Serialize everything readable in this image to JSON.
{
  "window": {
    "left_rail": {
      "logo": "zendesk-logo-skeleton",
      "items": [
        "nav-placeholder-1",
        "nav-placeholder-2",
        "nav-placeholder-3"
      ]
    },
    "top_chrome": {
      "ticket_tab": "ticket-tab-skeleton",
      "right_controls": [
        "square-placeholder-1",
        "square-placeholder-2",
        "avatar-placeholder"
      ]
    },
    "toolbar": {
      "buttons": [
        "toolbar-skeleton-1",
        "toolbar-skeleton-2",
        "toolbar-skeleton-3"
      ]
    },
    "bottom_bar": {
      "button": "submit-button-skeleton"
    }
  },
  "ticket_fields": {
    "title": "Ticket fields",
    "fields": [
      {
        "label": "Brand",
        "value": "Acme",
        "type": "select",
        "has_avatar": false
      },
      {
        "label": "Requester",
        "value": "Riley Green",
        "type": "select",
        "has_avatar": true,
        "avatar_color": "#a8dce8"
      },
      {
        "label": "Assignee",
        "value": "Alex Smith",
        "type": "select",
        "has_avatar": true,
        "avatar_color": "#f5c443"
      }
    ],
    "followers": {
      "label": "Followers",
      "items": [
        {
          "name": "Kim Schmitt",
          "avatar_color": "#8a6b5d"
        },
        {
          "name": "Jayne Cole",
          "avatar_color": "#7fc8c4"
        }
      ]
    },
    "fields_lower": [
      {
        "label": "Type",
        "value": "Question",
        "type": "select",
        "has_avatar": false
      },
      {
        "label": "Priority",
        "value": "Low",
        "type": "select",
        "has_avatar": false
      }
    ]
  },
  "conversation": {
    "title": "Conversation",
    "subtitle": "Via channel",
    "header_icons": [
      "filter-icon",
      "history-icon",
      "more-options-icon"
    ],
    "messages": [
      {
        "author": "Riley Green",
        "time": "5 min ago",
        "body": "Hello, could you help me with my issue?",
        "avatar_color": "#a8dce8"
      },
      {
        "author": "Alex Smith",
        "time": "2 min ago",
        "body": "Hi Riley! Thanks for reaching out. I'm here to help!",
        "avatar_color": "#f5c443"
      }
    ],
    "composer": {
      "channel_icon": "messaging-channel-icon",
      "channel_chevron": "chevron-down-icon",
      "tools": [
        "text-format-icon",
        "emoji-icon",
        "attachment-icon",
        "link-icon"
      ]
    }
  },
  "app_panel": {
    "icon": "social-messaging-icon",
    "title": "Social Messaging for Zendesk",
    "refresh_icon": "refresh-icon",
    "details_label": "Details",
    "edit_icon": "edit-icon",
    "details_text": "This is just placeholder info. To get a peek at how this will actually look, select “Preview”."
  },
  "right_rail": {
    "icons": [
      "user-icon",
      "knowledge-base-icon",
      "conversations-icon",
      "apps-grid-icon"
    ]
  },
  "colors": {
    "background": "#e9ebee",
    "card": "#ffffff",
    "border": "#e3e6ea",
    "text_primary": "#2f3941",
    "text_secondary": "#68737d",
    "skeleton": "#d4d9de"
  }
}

===

Short task:
Print the material once more, exactly.

Response to the exercise:
Serialize everything readable in this image to JSON.
{
  "window": {
    "left_rail": {
      "logo": "zendesk-logo-skeleton",
      "items": [
        "nav-placeholder-1",
        "nav-placeholder-2",
        "nav-placeholder-3"
      ]
    },
    "top_chrome": {
      "ticket_tab": "ticket-tab-skeleton",
      "right_controls": [
        "square-placeholder-1",
        "square-placeholder-2",
        "avatar-placeholder"
      ]
    },
    "toolbar": {
      "buttons": [
        "toolbar-skeleton-1",
        "toolbar-skeleton-2",
        "toolbar-skeleton-3"
      ]
    },
    "bottom_bar": {
      "button": "submit-button-skeleton"
    }
  },
  "ticket_fields": {
    "title": "Ticket fields",
    "fields": [
      {
        "label": "Brand",
        "value": "Acme",
        "type": "select",
        "has_avatar": false
      },
      {
        "label": "Requester",
        "value": "Riley Green",
        "type": "select",
        "has_avatar": true,
        "avatar_color": "#a8dce8"
      },
      {
        "label": "Assignee",
        "value": "Alex Smith",
        "type": "select",
        "has_avatar": true,
        "avatar_color": "#f5c443"
      }
    ],
    "followers": {
      "label": "Followers",
      "items": [
        {
          "name": "Kim Schmitt",
          "avatar_color": "#8a6b5d"
        },
        {
          "name": "Jayne Cole",
          "avatar_color": "#7fc8c4"
        }
      ]
    },
    "fields_lower": [
      {
        "label": "Type",
        "value": "Question",
        "type": "select",
        "has_avatar": false
      },
      {
        "label": "Priority",
        "value": "Low",
        "type": "select",
        "has_avatar": false
      }
    ]
  },
  "conversation": {
    "title": "Conversation",
    "subtitle": "Via channel",
    "header_icons": [
      "filter-icon",
      "history-icon",
      "more-options-icon"
    ],
    "messages": [
      {
        "author": "Riley Green",
        "time": "5 min ago",
        "body": "Hello, could you help me with my issue?",
        "avatar_color": "#a8dce8"
      },
      {
        "author": "Alex Smith",
        "time": "2 min ago",
        "body": "Hi Riley! Thanks for reaching out. I'm here to help!",
        "avatar_color": "#f5c443"
      }
    ],
    "composer": {
      "channel_icon": "messaging-channel-icon",
      "channel_chevron": "chevron-down-icon",
      "tools": [
        "text-format-icon",
        "emoji-icon",
        "attachment-icon",
        "link-icon"
      ]
    }
  },
  "app_panel": {
    "icon": "social-messaging-icon",
    "title": "Social Messaging for Zendesk",
    "refresh_icon": "refresh-icon",
    "details_label": "Details",
    "edit_icon": "edit-icon",
    "details_text": "This is just placeholder info. To get a peek at how this will actually look, select “Preview”."
  },
  "right_rail": {
    "icons": [
      "user-icon",
      "knowledge-base-icon",
      "conversations-icon",
      "apps-grid-icon"
    ]
  },
  "colors": {
    "background": "#e9ebee",
    "card": "#ffffff",
    "border": "#e3e6ea",
    "text_primary": "#2f3941",
    "text_secondary": "#68737d",
    "skeleton": "#d4d9de"
  }
}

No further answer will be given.